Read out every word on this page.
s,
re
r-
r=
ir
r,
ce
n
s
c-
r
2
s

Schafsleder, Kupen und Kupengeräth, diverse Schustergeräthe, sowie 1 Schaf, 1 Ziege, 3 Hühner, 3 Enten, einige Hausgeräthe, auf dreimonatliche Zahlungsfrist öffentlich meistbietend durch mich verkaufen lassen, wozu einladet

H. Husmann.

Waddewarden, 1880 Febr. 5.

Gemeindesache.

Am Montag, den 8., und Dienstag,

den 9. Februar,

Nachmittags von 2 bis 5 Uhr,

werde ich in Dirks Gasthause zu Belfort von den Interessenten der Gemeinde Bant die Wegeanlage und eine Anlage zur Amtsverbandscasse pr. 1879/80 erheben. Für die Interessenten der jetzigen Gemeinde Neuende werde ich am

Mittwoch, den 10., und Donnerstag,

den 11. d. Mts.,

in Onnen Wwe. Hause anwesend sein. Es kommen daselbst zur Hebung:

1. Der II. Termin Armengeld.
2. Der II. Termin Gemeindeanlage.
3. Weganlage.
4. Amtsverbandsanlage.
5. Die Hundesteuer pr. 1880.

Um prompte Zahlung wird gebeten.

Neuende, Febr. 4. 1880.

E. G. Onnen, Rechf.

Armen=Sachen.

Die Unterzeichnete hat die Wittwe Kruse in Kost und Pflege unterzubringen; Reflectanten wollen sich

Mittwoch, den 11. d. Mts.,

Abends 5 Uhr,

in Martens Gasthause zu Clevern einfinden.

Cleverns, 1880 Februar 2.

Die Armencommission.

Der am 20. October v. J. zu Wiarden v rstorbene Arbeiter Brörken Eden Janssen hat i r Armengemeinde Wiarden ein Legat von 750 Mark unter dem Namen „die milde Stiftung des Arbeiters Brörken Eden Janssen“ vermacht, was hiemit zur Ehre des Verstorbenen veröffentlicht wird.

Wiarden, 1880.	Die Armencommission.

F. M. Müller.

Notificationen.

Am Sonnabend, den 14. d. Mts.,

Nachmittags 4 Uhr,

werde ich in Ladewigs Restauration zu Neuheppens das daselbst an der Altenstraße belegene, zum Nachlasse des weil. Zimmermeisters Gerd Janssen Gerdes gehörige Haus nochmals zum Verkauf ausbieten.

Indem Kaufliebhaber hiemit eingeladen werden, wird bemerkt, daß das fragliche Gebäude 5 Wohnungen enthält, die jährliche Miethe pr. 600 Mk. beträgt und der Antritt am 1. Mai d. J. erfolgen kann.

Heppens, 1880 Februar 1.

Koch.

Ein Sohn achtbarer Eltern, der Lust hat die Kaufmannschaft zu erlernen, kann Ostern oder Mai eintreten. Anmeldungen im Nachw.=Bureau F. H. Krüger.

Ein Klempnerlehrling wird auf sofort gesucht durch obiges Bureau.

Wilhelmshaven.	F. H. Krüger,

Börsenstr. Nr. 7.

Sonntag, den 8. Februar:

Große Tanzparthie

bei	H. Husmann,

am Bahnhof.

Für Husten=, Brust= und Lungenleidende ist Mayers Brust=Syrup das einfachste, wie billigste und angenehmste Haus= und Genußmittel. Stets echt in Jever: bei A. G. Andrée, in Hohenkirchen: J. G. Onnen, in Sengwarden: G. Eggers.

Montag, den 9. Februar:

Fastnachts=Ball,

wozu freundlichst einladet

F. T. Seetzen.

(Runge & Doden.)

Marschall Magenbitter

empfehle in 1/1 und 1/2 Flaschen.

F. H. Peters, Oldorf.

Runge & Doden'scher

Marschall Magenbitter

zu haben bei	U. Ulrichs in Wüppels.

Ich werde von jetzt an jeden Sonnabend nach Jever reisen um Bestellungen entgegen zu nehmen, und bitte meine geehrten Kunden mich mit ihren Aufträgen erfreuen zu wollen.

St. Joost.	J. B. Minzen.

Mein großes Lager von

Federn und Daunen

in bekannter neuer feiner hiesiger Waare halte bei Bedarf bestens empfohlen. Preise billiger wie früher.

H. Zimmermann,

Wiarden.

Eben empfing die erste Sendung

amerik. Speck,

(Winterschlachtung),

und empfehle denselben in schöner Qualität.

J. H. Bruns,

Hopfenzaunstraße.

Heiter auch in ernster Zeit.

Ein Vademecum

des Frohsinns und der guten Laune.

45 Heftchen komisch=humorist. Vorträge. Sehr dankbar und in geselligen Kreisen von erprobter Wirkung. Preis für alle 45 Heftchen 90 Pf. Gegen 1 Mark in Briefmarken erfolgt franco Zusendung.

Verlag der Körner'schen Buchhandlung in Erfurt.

....

Report only how many lines in the entries contain "Armencommission".

2